Set problem:
Copy out every line containing the word "applicant".

Information supplied:
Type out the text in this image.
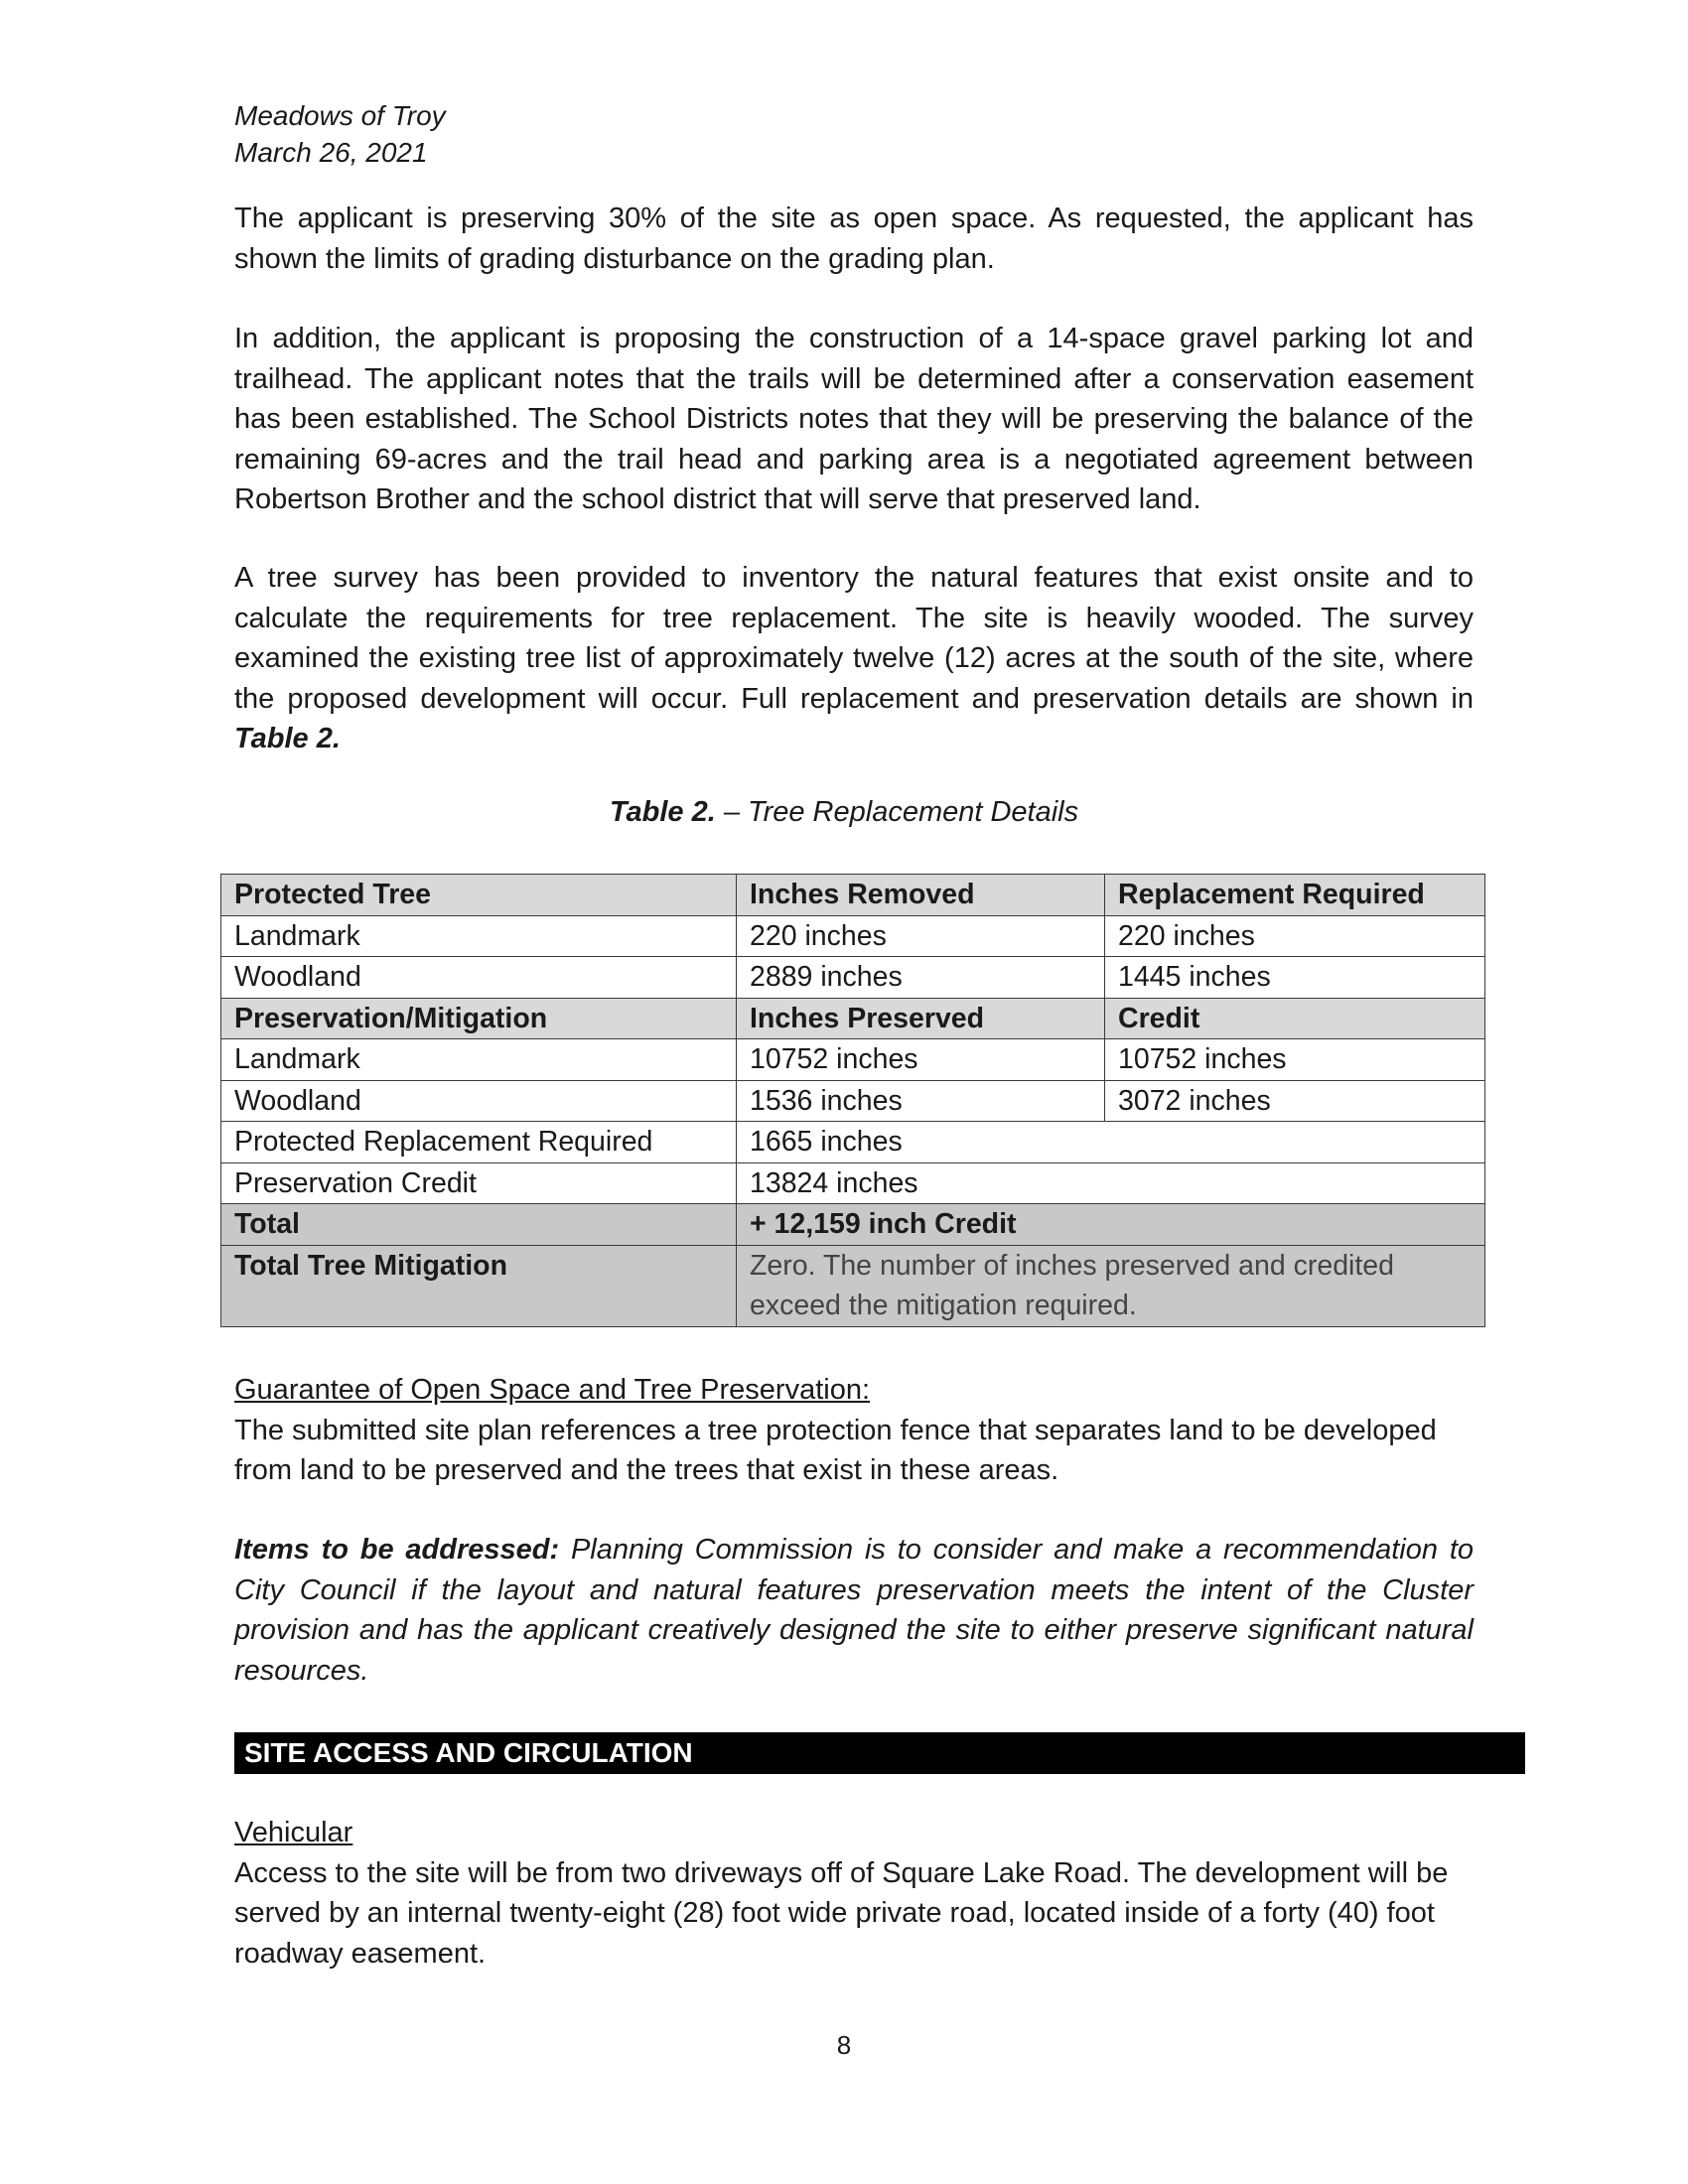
Meadows of Troy
March 26, 2021

The applicant is preserving 30% of the site as open space. As requested, the applicant has shown the limits of grading disturbance on the grading plan.

In addition, the applicant is proposing the construction of a 14-space gravel parking lot and trailhead. The applicant notes that the trails will be determined after a conservation easement has been established. The School Districts notes that they will be preserving the balance of the remaining 69-acres and the trail head and parking area is a negotiated agreement between Robertson Brother and the school district that will serve that preserved land.

A tree survey has been provided to inventory the natural features that exist onsite and to calculate the requirements for tree replacement. The site is heavily wooded. The survey examined the existing tree list of approximately twelve (12) acres at the south of the site, where the proposed development will occur. Full replacement and preservation details are shown in Table 2.

Table 2. – Tree Replacement Details
Protected Tree	Inches Removed	Replacement Required
Landmark	220 inches	220 inches
Woodland	2889 inches	1445 inches
Preservation/Mitigation	Inches Preserved	Credit
Landmark	10752 inches	10752 inches
Woodland	1536 inches	3072 inches
Protected Replacement Required	1665 inches	
Preservation Credit	13824 inches	
Total	+ 12,159 inch Credit	
Total Tree Mitigation	Zero. The number of inches preserved and credited exceed the mitigation required.	
Guarantee of Open Space and Tree Preservation:
The submitted site plan references a tree protection fence that separates land to be developed from land to be preserved and the trees that exist in these areas.

Items to be addressed: Planning Commission is to consider and make a recommendation to City Council if the layout and natural features preservation meets the intent of the Cluster provision and has the applicant creatively designed the site to either preserve significant natural resources.

SITE ACCESS AND CIRCULATION
Vehicular
Access to the site will be from two driveways off of Square Lake Road. The development will be served by an internal twenty-eight (28) foot wide private road, located inside of a forty (40) foot roadway easement.
8
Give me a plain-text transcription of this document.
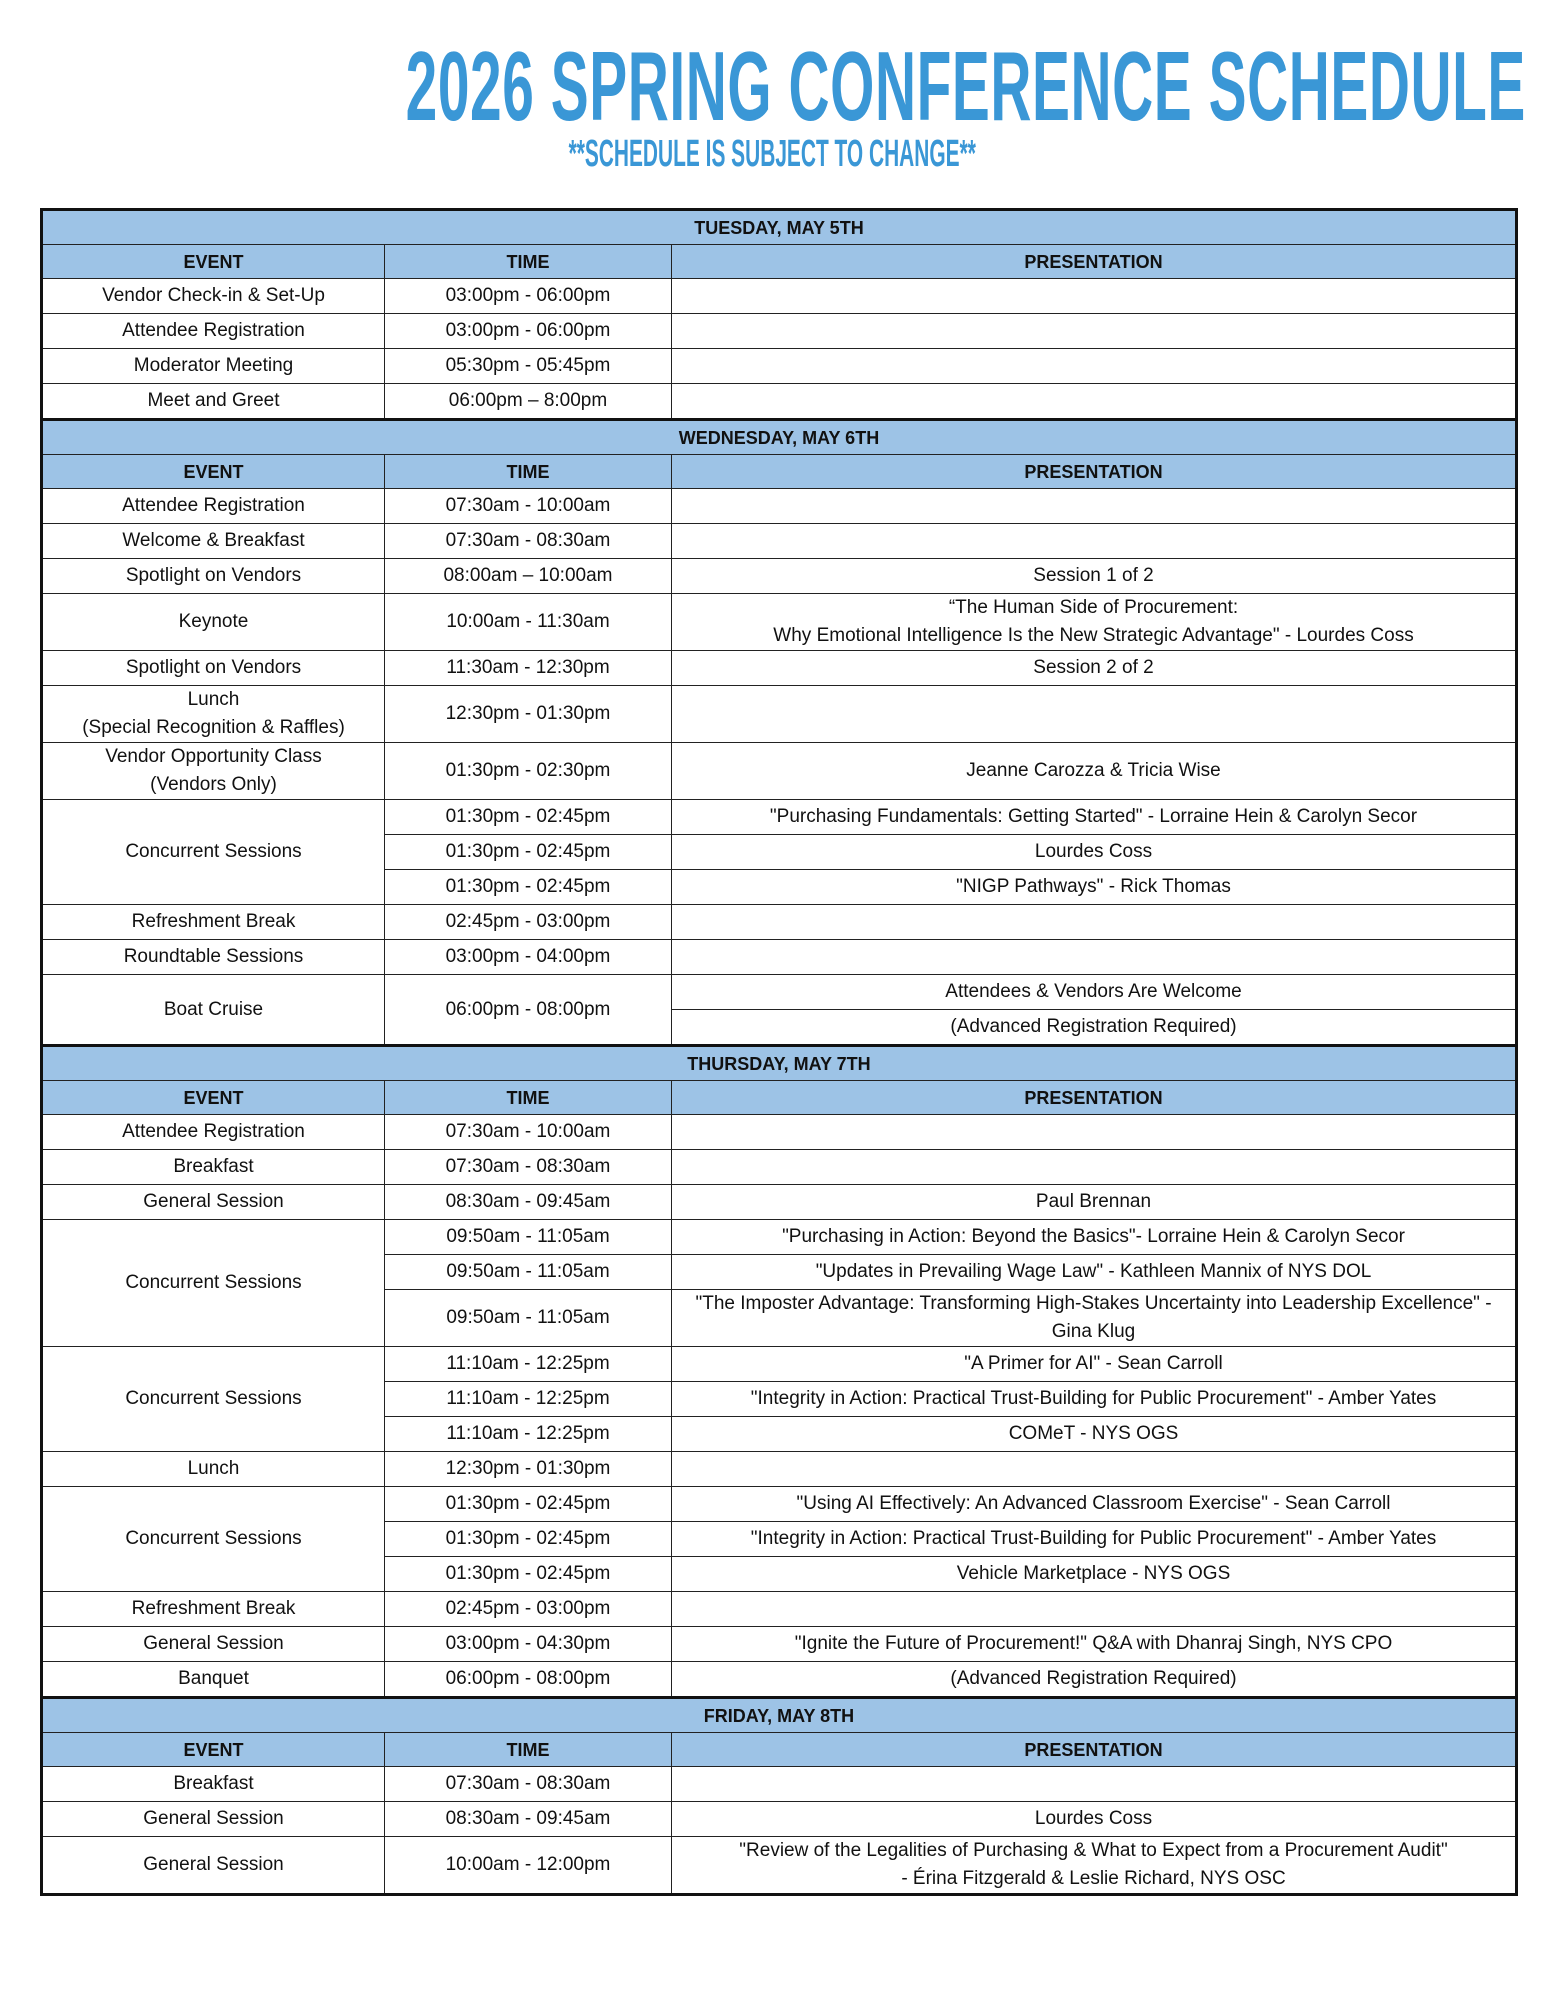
2026 SPRING CONFERENCE SCHEDULE
**SCHEDULE IS SUBJECT TO CHANGE**
TUESDAY, MAY 5TH		
EVENT	TIME	PRESENTATION
Vendor Check-in & Set-Up	03:00pm - 06:00pm	
Attendee Registration	03:00pm - 06:00pm	
Moderator Meeting	05:30pm - 05:45pm	
Meet and Greet	06:00pm – 8:00pm	
WEDNESDAY, MAY 6TH		
EVENT	TIME	PRESENTATION
Attendee Registration	07:30am - 10:00am	
Welcome & Breakfast	07:30am - 08:30am	
Spotlight on Vendors	08:00am – 10:00am	Session 1 of 2
Keynote	10:00am - 11:30am	“The Human Side of Procurement:
Why Emotional Intelligence Is the New Strategic Advantage" - Lourdes Coss
Spotlight on Vendors	11:30am - 12:30pm	Session 2 of 2
Lunch
(Special Recognition & Raffles)	12:30pm - 01:30pm	
Vendor Opportunity Class
(Vendors Only)	01:30pm - 02:30pm	Jeanne Carozza & Tricia Wise
Concurrent Sessions	01:30pm - 02:45pm	"Purchasing Fundamentals: Getting Started" - Lorraine Hein & Carolyn Secor
	01:30pm - 02:45pm	Lourdes Coss
	01:30pm - 02:45pm	"NIGP Pathways" - Rick Thomas
Refreshment Break	02:45pm - 03:00pm	
Roundtable Sessions	03:00pm - 04:00pm	
Boat Cruise	06:00pm - 08:00pm	Attendees & Vendors Are Welcome
		(Advanced Registration Required)
THURSDAY, MAY 7TH		
EVENT	TIME	PRESENTATION
Attendee Registration	07:30am - 10:00am	
Breakfast	07:30am - 08:30am	
General Session	08:30am - 09:45am	Paul Brennan
Concurrent Sessions	09:50am - 11:05am	"Purchasing in Action: Beyond the Basics"- Lorraine Hein & Carolyn Secor
	09:50am - 11:05am	"Updates in Prevailing Wage Law" - Kathleen Mannix of NYS DOL
	09:50am - 11:05am	"The Imposter Advantage: Transforming High-Stakes Uncertainty into Leadership Excellence" - Gina Klug
Concurrent Sessions	11:10am - 12:25pm	"A Primer for AI" - Sean Carroll
	11:10am - 12:25pm	"Integrity in Action: Practical Trust-Building for Public Procurement" - Amber Yates
	11:10am - 12:25pm	COMeT - NYS OGS
Lunch	12:30pm - 01:30pm	
Concurrent Sessions	01:30pm - 02:45pm	"Using AI Effectively: An Advanced Classroom Exercise" - Sean Carroll
	01:30pm - 02:45pm	"Integrity in Action: Practical Trust-Building for Public Procurement" - Amber Yates
	01:30pm - 02:45pm	Vehicle Marketplace - NYS OGS
Refreshment Break	02:45pm - 03:00pm	
General Session	03:00pm - 04:30pm	"Ignite the Future of Procurement!" Q&A with Dhanraj Singh, NYS CPO
Banquet	06:00pm - 08:00pm	(Advanced Registration Required)
FRIDAY, MAY 8TH		
EVENT	TIME	PRESENTATION
Breakfast	07:30am - 08:30am	
General Session	08:30am - 09:45am	Lourdes Coss
General Session	10:00am - 12:00pm	"Review of the Legalities of Purchasing & What to Expect from a Procurement Audit"
- Érina Fitzgerald & Leslie Richard, NYS OSC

Task solution:
The applicant is preserving 30% of the site as open space. As requested, the applicant has shown the limits of grading disturbance on the grading plan.
In addition, the applicant is proposing the construction of a 14-space gravel parking lot and trailhead. The applicant notes that the trails will be determined after a conservation easement has been established. The School Districts notes that they will be preserving the balance of the remaining 69-acres and the trail head and parking area is a negotiated agreement between Robertson Brother and the school district that will serve that preserved land.
Items to be addressed: Planning Commission is to consider and make a recommendation to City Council if the layout and natural features preservation meets the intent of the Cluster provision and has the applicant creatively designed the site to either preserve significant natural resources.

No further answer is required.